> _TASK A_: Count the lines in the entries that contain the word "text", treating uppercase and lowercase as different. Reply with the number only.

> _EXTRACT PROVIDED_:

######

Although this Court recognizes that this complaint is nearly identical to the complaint in Civil Action No. 5:11CV147, this Court agrees with the magistrate judge that it is preferable to decide the defendants' motions to dismiss on the merits when possible rather than to strike the entire pleading as redundant pursuant to Federal Rule of Civil Procedure 12(f). Accordingly, this Court will proceed with resolving the defendants' motions to dismiss on the merits.

Count III raises a 42 U.S.C. § 1983 claim against all defendants. The count alleges deliberate indifference to the plaintiffs' civil rights in the form of unreasonable search and seizure.

In order to state a claim for violation of the plaintiffs' Fourth Amendment rights against unreasonable search and seizure, the plaintiffs must show first that there was a "search" as that term is defined in the context of the Fourth Amendment. A Fourth Amendment "search" only occurs when the plaintiffs demonstrate that (1) they had a subjective expectation of privacy in the location of the alleged search and that (2) society is willing to accept that subjective expectation of privacy as a reasonable one. See Katz v. United States, 389 U.S. 347 (1967).

1. Tax assessor

The first allegedly unreasonable search asserted by the plaintiffs is the entrance onto the plaintiffs' property by the state tax assessor, namely defendant Roy Crews. As noted above, defendant Crews came to the plaintiffs' home for the purpose of assessing the value of their property for tax purposes, and upon entering the plaintiffs' backyard, viewed what he believed to be marijuana on the plaintiffs' back patio. This discovery prompted him to notify the Ohio County Sheriff's Office of the same.

As the magistrate judge states in his report and recommendation, the tax assessor, in performing a naked eye, ordinary observation of the front and back of the plaintiffs' house for the purposes of assessing its value, did nothing unduly intrusive, and thus did not commit a "search." See Wildgren v. Maple Grove Twp., 429 F.3d 575 (6th Cir. 2005) ("[A] property assessor does not conduct a Fourth Amendment search by entering the curtilage for the tax purpose of naked eye observations of the house's plainly visible exterior attributes and dimension."); Taylor v. Mich. Dep't of Natural Res., 502 F.3d 452, 456-57 (6th Cir. 2007) (Noting the importance of the "methods of observation and purpose of [the entrant's] conduct" in determining whether a search occurred). While this Court does not disagree that the plaintiffs had a subjective expectation of privacy as to defendant Crews' entrance into the backyard of their home, it cannot conclude that the second prong of Katz can be met in this circumstance. As such, this Court finds that the magistrate judge was not clearly erroneous in his conclusion that defendant Crews' activity on the plaintiffs' property did not violate their Fourth Amendment rights.

######

> _DATA IN THIS EXERCISE_:
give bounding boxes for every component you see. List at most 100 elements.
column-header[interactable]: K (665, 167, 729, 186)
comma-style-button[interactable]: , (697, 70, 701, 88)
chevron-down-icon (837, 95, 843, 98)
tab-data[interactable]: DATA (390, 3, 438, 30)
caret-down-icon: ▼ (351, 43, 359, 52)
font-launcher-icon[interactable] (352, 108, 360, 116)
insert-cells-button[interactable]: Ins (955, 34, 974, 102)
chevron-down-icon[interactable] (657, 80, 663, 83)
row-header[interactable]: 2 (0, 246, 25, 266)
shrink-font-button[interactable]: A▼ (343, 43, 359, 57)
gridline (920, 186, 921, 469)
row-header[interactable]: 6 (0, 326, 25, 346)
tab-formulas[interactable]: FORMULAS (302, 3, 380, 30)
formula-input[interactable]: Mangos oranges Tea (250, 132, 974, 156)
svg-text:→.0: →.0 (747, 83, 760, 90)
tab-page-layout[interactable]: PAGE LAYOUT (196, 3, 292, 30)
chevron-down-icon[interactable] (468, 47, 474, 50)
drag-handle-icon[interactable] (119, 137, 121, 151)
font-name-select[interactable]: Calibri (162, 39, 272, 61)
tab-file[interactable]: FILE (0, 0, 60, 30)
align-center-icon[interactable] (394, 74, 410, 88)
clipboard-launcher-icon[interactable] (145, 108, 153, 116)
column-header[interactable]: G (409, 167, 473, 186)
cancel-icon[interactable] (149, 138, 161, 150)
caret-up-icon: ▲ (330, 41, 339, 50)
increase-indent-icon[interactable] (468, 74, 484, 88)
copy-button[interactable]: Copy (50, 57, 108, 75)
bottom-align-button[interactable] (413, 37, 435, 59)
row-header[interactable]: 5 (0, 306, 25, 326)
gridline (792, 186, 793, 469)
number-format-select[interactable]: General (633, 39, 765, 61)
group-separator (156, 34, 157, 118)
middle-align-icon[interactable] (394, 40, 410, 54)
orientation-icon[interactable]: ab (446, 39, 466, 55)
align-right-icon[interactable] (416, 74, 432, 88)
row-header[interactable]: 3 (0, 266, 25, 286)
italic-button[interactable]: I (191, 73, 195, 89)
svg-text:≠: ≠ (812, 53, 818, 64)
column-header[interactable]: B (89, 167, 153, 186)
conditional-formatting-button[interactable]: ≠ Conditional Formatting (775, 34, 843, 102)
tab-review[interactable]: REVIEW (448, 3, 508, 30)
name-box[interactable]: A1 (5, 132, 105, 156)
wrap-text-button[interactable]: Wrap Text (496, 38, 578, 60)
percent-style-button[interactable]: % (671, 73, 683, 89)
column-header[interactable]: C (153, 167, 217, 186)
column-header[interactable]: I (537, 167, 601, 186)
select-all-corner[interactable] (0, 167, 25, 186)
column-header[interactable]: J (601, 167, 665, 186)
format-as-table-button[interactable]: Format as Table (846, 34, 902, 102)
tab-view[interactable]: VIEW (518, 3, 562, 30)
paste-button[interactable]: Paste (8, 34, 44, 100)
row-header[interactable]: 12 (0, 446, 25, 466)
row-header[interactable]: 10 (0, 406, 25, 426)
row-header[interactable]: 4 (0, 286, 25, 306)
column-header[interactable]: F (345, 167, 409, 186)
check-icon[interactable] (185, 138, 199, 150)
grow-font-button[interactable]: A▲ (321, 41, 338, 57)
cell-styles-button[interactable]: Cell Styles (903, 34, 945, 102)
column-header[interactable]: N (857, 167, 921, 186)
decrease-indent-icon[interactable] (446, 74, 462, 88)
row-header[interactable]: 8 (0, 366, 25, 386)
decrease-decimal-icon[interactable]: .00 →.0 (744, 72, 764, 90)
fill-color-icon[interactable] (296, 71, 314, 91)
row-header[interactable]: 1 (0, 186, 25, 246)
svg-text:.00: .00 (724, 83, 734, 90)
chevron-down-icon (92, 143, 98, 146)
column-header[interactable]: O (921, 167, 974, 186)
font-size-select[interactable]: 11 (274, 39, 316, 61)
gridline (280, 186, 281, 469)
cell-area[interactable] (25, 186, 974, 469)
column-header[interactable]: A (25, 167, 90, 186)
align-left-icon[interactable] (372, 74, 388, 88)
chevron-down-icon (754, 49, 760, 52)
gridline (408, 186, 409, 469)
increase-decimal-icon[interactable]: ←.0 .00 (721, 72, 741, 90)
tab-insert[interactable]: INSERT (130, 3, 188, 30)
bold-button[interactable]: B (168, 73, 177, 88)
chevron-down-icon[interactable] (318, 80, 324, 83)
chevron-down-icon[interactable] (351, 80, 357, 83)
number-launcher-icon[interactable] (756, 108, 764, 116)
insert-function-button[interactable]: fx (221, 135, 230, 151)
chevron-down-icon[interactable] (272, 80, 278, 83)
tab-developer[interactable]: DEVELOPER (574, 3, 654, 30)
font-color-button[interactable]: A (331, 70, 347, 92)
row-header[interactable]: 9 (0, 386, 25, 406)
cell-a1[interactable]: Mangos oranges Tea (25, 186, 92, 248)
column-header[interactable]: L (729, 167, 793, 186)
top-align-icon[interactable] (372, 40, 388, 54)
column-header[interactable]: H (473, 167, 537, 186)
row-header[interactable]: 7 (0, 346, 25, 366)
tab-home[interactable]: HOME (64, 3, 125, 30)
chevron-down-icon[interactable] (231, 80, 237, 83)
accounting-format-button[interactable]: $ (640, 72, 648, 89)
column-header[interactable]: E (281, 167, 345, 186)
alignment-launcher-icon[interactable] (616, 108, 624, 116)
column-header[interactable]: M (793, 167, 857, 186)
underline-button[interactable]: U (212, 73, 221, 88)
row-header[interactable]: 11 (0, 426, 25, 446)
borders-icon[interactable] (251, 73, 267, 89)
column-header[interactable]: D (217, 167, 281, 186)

######

> _TASK B_: According to the court ruling, why did the tax assessor's entry into the backyard not count as a Fourth Amendment search?

> _EXERCISE RESPONSE A_: 4

> _EXERCISE RESPONSE B_: He only looked at the front and back of the house with the naked eye, in an ordinary way, to assess its value, so he did nothing unduly intrusive. The plaintiffs may have expected privacy in their backyard. Even so, the court could not find that society would accept that expectation as reasonable, so the second prong of Katz was not met.